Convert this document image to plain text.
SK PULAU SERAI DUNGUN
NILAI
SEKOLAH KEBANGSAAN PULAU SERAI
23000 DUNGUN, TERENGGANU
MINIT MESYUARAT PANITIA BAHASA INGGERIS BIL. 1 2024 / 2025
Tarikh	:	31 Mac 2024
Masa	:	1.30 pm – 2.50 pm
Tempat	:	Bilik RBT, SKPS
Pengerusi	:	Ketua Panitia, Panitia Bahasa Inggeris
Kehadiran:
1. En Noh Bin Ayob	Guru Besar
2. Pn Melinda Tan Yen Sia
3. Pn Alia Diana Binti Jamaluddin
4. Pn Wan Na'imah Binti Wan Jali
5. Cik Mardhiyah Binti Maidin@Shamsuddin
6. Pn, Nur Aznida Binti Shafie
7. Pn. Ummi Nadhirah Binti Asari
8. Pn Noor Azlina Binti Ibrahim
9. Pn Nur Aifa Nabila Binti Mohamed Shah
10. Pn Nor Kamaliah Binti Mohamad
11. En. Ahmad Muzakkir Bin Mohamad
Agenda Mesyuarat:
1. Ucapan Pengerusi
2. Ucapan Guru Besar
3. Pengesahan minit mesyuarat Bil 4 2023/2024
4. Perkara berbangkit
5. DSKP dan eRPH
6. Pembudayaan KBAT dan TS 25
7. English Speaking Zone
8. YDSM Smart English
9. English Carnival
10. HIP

·····

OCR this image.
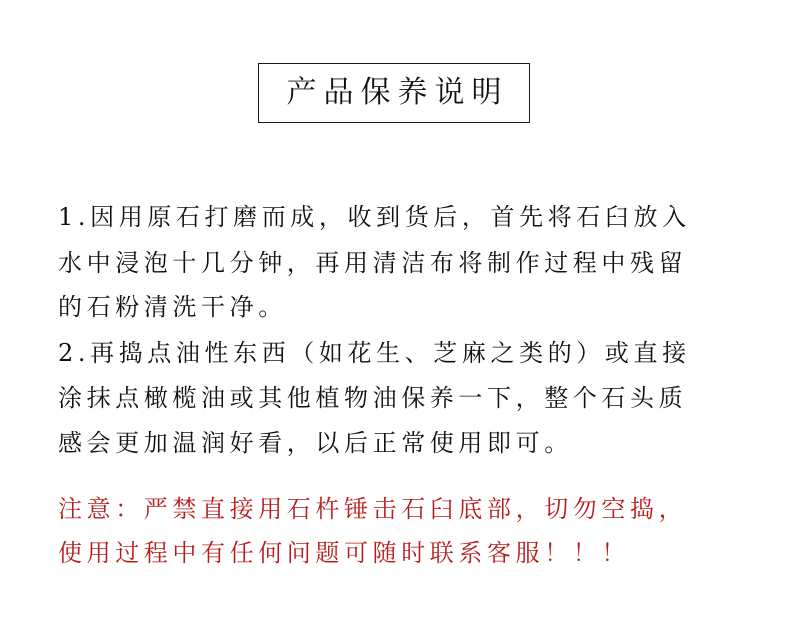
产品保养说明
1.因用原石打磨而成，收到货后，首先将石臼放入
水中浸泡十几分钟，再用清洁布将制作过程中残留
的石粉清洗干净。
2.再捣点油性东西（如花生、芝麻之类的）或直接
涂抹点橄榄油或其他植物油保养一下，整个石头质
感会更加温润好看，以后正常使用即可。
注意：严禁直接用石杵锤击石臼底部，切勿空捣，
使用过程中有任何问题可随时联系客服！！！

·····

Goal of the exercise:
Report how many lines of the entries hold the string "image". Provide the number alone.

Completed task:
2